**Problem statement**
In the listing that follows, count each line containing the string "故本题选" and report only the count.

=====

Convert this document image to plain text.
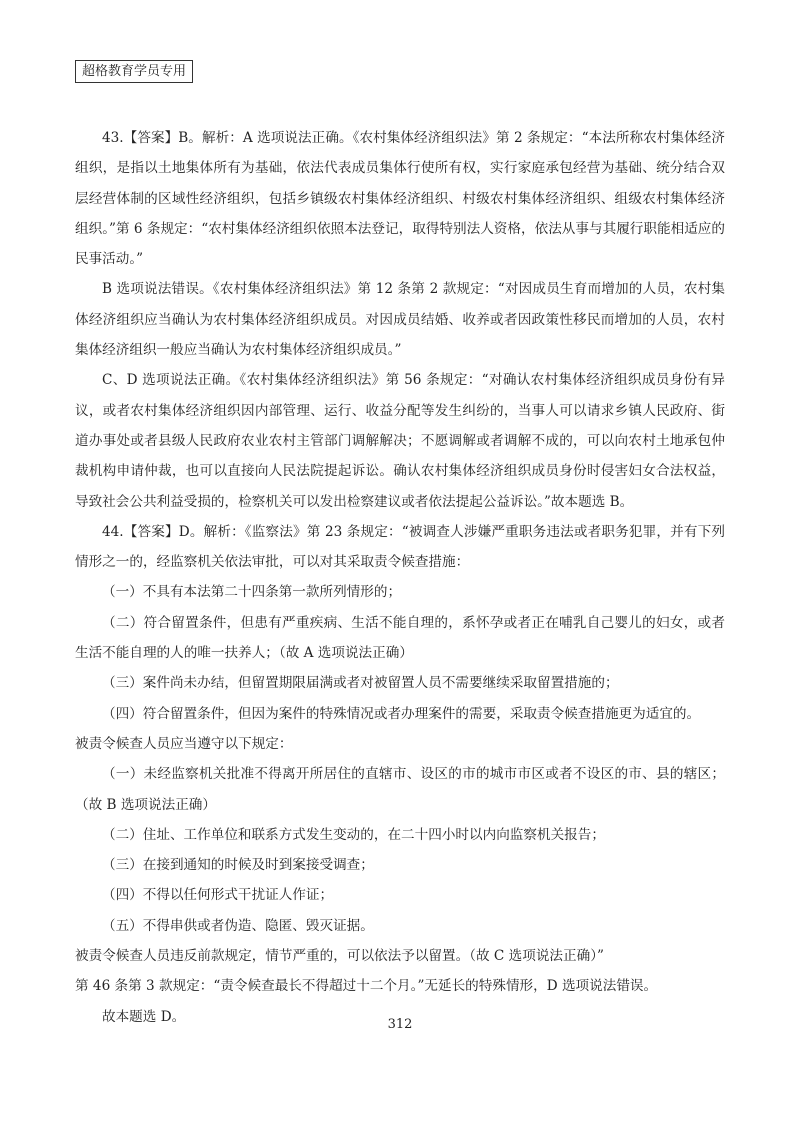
超格教育学员专用

43.【答案】B。解析：A 选项说法正确。《农村集体经济组织法》第 2 条规定：“本法所称农村集体经济组织，是指以土地集体所有为基础，依法代表成员集体行使所有权，实行家庭承包经营为基础、统分结合双层经营体制的区域性经济组织，包括乡镇级农村集体经济组织、村级农村集体经济组织、组级农村集体经济组织。”第 6 条规定：“农村集体经济组织依照本法登记，取得特别法人资格，依法从事与其履行职能相适应的民事活动。”

B 选项说法错误。《农村集体经济组织法》第 12 条第 2 款规定：“对因成员生育而增加的人员，农村集体经济组织应当确认为农村集体经济组织成员。对因成员结婚、收养或者因政策性移民而增加的人员，农村集体经济组织一般应当确认为农村集体经济组织成员。”

C、D 选项说法正确。《农村集体经济组织法》第 56 条规定：“对确认农村集体经济组织成员身份有异议，或者农村集体经济组织因内部管理、运行、收益分配等发生纠纷的，当事人可以请求乡镇人民政府、街道办事处或者县级人民政府农业农村主管部门调解解决；不愿调解或者调解不成的，可以向农村土地承包仲裁机构申请仲裁，也可以直接向人民法院提起诉讼。确认农村集体经济组织成员身份时侵害妇女合法权益，导致社会公共利益受损的，检察机关可以发出检察建议或者依法提起公益诉讼。”故本题选 B。

44.【答案】D。解析：《监察法》第 23 条规定：“被调查人涉嫌严重职务违法或者职务犯罪，并有下列情形之一的，经监察机关依法审批，可以对其采取责令候查措施：

（一）不具有本法第二十四条第一款所列情形的；

（二）符合留置条件，但患有严重疾病、生活不能自理的，系怀孕或者正在哺乳自己婴儿的妇女，或者生活不能自理的人的唯一扶养人；（故 A 选项说法正确）

（三）案件尚未办结，但留置期限届满或者对被留置人员不需要继续采取留置措施的；

（四）符合留置条件，但因为案件的特殊情况或者办理案件的需要，采取责令候查措施更为适宜的。

被责令候查人员应当遵守以下规定：

（一）未经监察机关批准不得离开所居住的直辖市、设区的市的城市市区或者不设区的市、县的辖区；（故 B 选项说法正确）

（二）住址、工作单位和联系方式发生变动的，在二十四小时以内向监察机关报告；

（三）在接到通知的时候及时到案接受调查；

（四）不得以任何形式干扰证人作证；

（五）不得串供或者伪造、隐匿、毁灭证据。

被责令候查人员违反前款规定，情节严重的，可以依法予以留置。（故 C 选项说法正确）”

第 46 条第 3 款规定：“责令候查最长不得超过十二个月。”无延长的特殊情形，D 选项说法错误。

故本题选 D。	312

=====

**Answer to the exercise**
2